Task to complete:
Check each line of the records below for the word "odbojnik" and copy those where it appears.

Dataset extract:
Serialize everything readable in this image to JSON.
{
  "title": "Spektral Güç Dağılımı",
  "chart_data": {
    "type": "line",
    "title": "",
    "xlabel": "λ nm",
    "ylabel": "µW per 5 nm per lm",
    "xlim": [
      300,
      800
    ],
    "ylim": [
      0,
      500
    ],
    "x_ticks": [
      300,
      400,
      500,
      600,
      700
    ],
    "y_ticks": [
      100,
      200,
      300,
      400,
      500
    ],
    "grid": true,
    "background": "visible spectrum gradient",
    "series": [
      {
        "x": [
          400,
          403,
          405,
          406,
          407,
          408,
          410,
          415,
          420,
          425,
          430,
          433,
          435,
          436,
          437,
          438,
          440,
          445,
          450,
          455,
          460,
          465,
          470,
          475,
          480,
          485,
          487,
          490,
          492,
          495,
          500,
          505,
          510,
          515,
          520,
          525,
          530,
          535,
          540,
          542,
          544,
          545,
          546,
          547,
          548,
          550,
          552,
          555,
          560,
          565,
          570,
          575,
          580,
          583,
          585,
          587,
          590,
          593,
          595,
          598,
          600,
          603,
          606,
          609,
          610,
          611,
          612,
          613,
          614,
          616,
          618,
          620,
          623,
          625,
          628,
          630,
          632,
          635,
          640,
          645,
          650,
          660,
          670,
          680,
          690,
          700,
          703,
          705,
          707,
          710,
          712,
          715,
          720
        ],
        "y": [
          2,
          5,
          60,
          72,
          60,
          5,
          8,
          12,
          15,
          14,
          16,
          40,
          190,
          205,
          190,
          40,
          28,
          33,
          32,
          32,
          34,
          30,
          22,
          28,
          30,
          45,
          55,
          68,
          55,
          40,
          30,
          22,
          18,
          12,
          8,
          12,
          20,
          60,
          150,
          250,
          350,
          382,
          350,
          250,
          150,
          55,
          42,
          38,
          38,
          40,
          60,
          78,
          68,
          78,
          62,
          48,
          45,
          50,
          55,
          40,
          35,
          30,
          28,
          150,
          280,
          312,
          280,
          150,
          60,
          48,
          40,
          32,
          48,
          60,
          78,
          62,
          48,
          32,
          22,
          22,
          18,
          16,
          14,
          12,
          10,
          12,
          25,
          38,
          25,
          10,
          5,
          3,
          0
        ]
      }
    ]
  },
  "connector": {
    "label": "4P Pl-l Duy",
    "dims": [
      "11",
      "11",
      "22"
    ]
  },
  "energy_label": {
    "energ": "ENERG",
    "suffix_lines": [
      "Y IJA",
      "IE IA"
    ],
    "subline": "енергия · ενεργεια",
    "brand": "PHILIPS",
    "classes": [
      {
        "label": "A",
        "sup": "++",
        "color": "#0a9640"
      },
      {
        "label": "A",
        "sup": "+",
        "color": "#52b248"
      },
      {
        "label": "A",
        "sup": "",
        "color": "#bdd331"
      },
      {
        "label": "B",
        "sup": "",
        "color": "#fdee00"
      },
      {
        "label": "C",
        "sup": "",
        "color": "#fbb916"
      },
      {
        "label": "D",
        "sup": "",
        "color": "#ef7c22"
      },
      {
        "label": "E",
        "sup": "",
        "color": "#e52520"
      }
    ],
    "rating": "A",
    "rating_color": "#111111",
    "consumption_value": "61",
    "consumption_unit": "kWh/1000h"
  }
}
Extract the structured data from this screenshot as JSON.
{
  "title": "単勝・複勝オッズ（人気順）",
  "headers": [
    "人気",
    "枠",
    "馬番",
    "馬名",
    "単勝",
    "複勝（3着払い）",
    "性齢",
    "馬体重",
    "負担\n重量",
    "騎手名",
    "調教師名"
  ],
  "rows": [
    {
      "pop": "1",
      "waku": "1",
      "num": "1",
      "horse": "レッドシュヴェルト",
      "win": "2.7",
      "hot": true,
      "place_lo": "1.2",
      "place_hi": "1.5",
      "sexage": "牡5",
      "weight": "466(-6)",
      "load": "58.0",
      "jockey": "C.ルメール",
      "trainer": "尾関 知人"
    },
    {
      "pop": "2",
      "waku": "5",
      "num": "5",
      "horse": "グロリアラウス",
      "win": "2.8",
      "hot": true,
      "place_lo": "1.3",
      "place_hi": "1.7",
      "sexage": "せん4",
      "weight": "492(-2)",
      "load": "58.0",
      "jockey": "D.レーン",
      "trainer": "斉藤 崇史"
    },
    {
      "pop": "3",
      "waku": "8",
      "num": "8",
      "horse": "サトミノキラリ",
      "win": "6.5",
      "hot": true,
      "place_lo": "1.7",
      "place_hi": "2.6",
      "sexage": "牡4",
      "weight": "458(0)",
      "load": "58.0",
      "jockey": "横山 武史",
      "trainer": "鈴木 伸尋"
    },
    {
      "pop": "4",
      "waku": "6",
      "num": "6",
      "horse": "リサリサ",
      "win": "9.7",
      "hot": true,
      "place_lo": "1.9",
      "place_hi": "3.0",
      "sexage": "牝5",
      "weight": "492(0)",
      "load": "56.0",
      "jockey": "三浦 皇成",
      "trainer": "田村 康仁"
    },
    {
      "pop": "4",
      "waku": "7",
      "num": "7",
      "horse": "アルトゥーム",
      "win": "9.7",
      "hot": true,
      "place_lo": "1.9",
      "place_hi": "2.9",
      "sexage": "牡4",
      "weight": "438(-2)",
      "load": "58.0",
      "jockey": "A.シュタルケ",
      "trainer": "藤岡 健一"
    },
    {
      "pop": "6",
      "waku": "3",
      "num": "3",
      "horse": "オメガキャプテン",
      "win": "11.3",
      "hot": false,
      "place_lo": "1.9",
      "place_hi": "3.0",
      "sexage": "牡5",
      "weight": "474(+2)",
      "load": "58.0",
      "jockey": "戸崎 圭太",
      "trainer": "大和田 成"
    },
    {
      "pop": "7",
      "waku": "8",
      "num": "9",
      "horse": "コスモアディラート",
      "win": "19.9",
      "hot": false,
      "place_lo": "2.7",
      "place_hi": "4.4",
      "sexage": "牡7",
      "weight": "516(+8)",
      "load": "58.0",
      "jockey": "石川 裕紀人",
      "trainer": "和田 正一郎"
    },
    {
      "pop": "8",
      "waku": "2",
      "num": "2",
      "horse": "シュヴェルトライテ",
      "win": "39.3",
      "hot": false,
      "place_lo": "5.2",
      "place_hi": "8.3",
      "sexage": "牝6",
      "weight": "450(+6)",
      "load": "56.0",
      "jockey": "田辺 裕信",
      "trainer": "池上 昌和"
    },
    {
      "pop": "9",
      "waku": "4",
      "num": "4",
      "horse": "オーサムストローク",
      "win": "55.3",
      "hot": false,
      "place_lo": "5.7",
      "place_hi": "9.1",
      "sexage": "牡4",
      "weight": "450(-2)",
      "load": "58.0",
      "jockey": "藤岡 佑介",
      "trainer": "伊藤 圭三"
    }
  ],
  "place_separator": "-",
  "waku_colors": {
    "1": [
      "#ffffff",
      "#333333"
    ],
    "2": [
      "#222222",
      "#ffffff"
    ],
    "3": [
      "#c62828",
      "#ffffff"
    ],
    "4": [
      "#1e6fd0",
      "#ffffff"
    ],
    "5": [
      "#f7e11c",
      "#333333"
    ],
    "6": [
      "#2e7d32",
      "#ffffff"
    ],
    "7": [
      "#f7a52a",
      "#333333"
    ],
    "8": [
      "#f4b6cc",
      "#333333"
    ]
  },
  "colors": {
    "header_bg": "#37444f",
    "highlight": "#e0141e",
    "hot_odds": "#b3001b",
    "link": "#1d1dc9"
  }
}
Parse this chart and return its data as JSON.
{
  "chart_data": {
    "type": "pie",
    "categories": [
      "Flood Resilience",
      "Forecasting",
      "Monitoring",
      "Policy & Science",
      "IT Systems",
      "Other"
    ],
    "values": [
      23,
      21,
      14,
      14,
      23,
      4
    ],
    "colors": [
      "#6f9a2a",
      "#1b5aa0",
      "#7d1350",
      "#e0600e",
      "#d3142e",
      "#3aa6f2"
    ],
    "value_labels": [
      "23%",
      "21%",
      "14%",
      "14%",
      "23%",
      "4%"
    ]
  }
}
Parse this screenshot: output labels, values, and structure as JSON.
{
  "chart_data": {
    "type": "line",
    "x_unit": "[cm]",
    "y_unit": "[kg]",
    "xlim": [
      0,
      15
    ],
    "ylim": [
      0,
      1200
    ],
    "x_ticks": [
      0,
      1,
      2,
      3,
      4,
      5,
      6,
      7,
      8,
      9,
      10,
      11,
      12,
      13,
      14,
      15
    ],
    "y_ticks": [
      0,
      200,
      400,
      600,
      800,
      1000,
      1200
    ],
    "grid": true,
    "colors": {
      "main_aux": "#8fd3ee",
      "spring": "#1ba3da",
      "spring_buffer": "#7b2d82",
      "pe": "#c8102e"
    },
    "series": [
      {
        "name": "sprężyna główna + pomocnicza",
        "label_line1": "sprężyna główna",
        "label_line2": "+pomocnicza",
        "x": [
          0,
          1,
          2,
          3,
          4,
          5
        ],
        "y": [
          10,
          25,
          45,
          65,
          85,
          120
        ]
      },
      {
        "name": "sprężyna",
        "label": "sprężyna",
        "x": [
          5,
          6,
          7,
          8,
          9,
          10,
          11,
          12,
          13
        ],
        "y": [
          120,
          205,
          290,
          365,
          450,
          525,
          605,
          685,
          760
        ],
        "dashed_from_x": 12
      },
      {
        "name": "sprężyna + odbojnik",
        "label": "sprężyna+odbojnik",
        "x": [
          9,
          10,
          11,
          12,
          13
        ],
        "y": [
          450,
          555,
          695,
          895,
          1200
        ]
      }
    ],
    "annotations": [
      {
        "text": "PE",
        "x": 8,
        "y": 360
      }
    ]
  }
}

Expected answer:
        "name": "sprężyna + odbojnik",
        "label": "sprężyna+odbojnik",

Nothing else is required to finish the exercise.